TASK DIRECTIONS » Leave out the images; return the rest of the data exactly.

RECORDS FOR THIS EXERCISE »
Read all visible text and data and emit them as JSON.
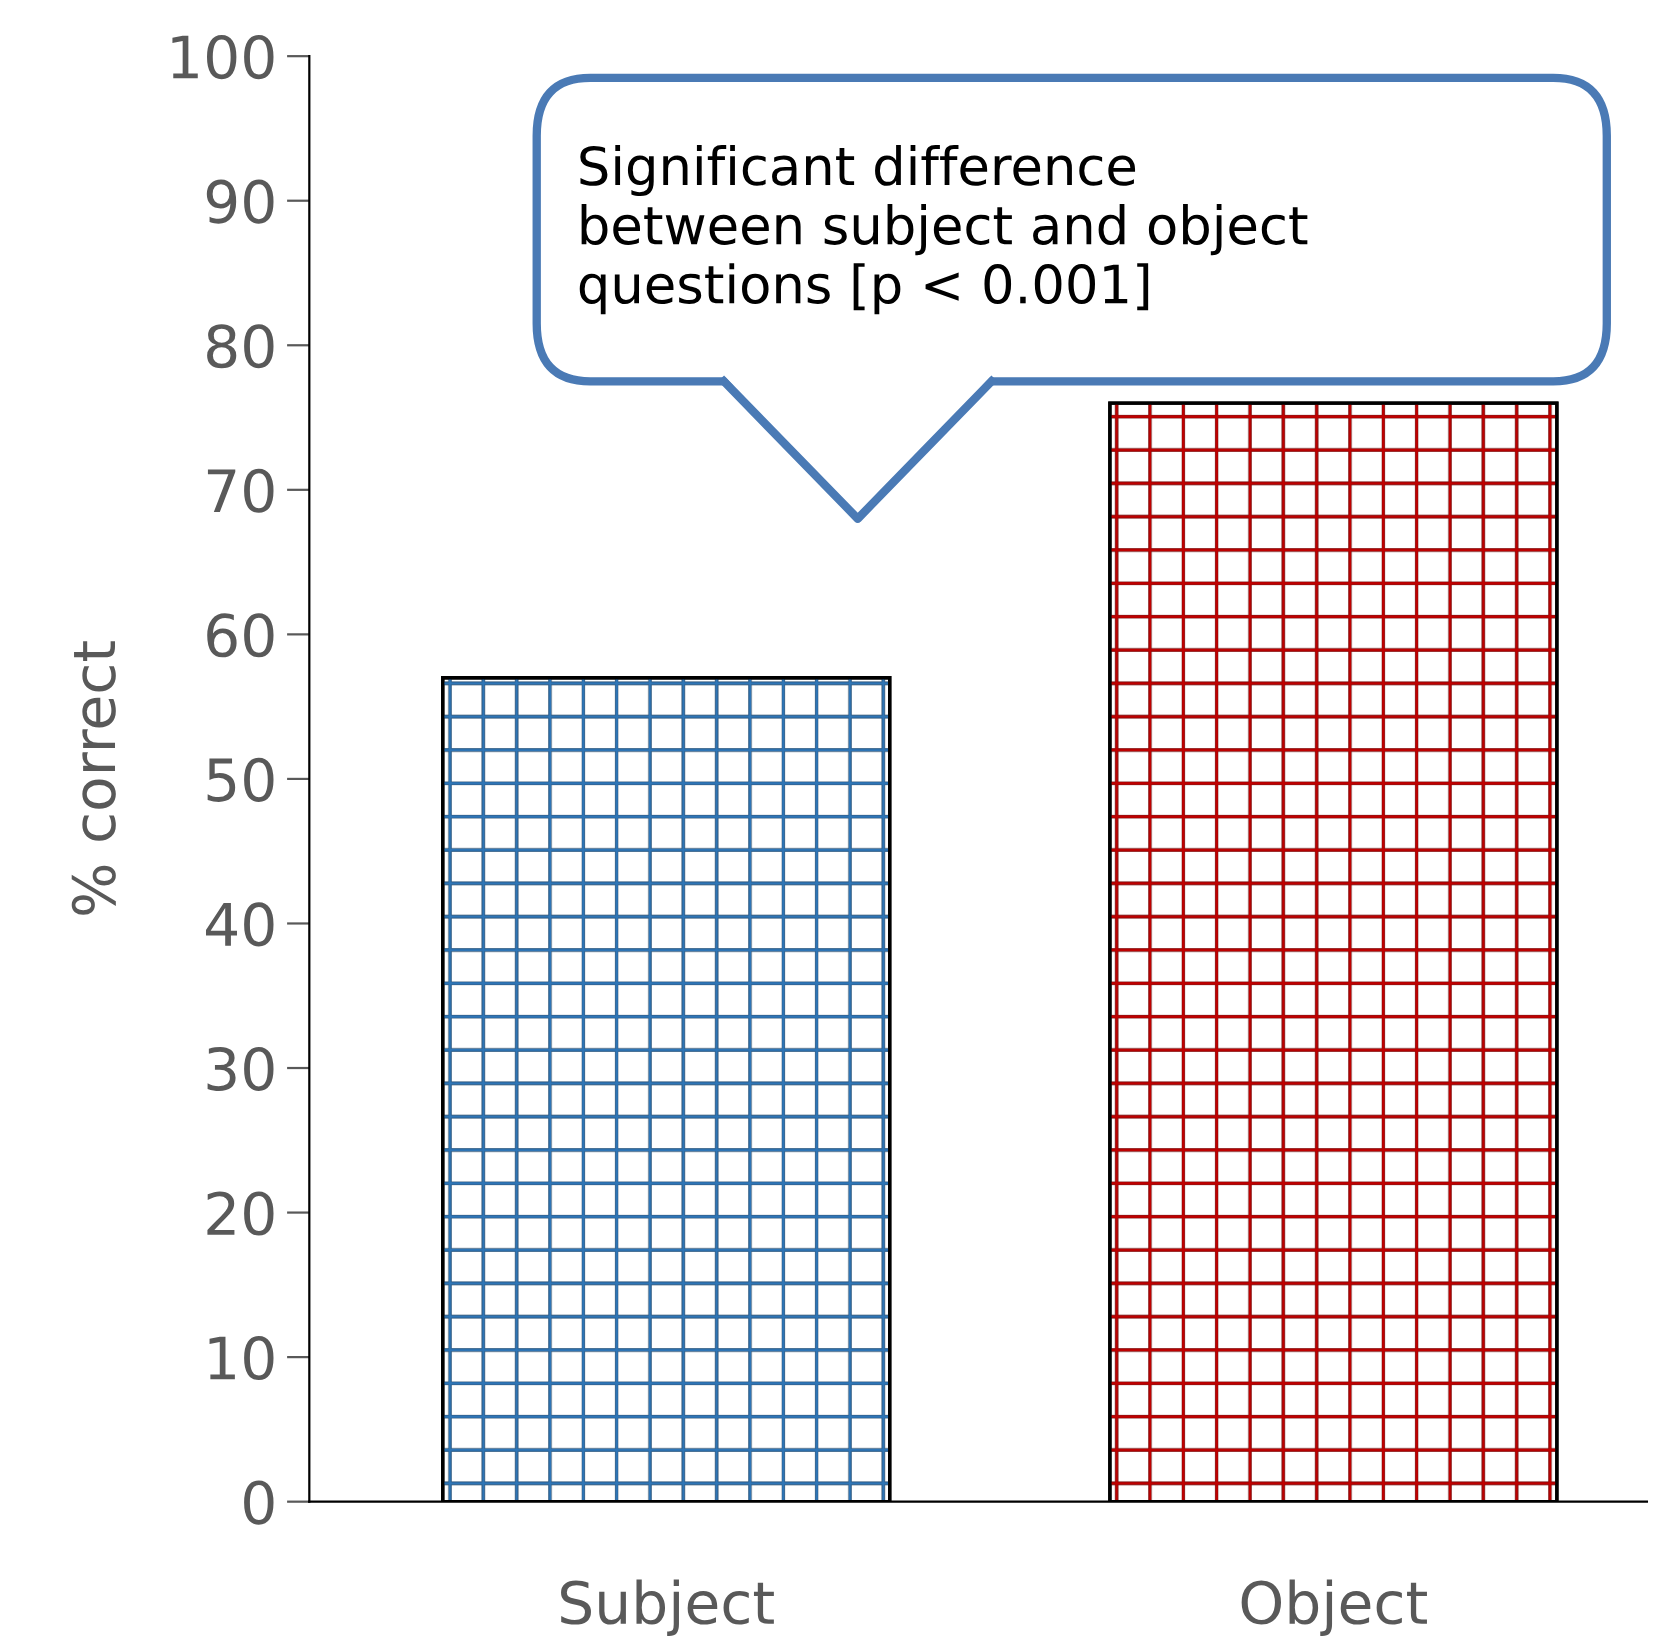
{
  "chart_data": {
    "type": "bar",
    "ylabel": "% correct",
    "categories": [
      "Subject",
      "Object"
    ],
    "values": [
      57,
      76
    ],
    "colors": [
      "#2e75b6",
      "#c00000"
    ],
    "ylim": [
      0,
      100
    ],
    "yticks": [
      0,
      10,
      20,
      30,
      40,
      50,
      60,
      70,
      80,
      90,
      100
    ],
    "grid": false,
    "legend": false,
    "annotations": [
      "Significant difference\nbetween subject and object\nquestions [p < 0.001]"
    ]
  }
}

SOLUTION FOR THIS TASK »
Read all visible text and data and emit them as JSON.
{
  "chart_data": {
    "type": "bar",
    "ylabel": "% correct",
    "categories": [
      "Subject",
      "Object"
    ],
    "values": [
      57,
      76
    ],
    "colors": [
      "#2e75b6",
      "#c00000"
    ],
    "ylim": [
      0,
      100
    ],
    "yticks": [
      0,
      10,
      20,
      30,
      40,
      50,
      60,
      70,
      80,
      90,
      100
    ],
    "grid": false,
    "legend": false,
    "annotations": [
      "Significant difference\nbetween subject and object\nquestions [p < 0.001]"
    ]
  }
}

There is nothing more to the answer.